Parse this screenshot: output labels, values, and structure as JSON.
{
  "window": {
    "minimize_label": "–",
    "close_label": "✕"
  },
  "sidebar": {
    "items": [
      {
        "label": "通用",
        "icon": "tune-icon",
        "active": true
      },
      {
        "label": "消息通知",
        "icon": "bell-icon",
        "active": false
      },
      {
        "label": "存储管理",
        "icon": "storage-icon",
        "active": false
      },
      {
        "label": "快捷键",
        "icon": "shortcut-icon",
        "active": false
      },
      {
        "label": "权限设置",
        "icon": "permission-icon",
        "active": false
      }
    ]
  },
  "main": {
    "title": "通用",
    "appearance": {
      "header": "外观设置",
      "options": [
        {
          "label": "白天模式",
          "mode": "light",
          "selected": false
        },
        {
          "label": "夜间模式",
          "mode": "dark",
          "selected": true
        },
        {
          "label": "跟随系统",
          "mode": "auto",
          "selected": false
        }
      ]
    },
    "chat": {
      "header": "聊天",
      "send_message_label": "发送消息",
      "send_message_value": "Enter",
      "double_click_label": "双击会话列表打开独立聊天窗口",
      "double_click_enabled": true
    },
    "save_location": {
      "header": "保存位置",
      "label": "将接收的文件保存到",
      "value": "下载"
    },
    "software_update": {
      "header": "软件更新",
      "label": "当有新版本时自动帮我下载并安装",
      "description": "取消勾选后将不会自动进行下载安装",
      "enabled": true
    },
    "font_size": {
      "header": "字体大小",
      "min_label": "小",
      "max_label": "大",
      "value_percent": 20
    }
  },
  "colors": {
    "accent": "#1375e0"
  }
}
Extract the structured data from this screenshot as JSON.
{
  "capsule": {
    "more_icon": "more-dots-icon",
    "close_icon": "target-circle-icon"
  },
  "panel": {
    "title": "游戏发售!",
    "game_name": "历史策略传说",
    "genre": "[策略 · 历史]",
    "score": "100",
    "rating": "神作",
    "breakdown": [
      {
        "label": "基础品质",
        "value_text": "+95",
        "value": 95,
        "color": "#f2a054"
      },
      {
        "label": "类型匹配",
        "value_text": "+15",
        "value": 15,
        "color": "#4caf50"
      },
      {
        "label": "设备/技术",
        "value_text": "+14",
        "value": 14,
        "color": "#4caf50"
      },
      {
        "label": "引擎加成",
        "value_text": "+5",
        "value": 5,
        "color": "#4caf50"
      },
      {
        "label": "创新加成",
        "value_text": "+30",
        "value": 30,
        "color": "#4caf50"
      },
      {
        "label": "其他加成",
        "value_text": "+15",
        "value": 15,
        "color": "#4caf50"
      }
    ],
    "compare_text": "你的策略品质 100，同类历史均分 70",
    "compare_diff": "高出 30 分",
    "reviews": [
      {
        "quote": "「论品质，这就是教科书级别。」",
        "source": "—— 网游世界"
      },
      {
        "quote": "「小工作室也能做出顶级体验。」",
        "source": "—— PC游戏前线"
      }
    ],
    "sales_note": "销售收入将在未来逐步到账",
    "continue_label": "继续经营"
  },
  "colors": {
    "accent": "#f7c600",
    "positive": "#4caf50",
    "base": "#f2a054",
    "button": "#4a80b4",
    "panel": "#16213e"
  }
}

→ **EXERCISE OBJECTIVE**
For each line above that contains the word "JSON", copy that line.

→ **THE ANSWER**
Parse this screenshot: output labels, values, and structure as JSON.
Extract the structured data from this screenshot as JSON.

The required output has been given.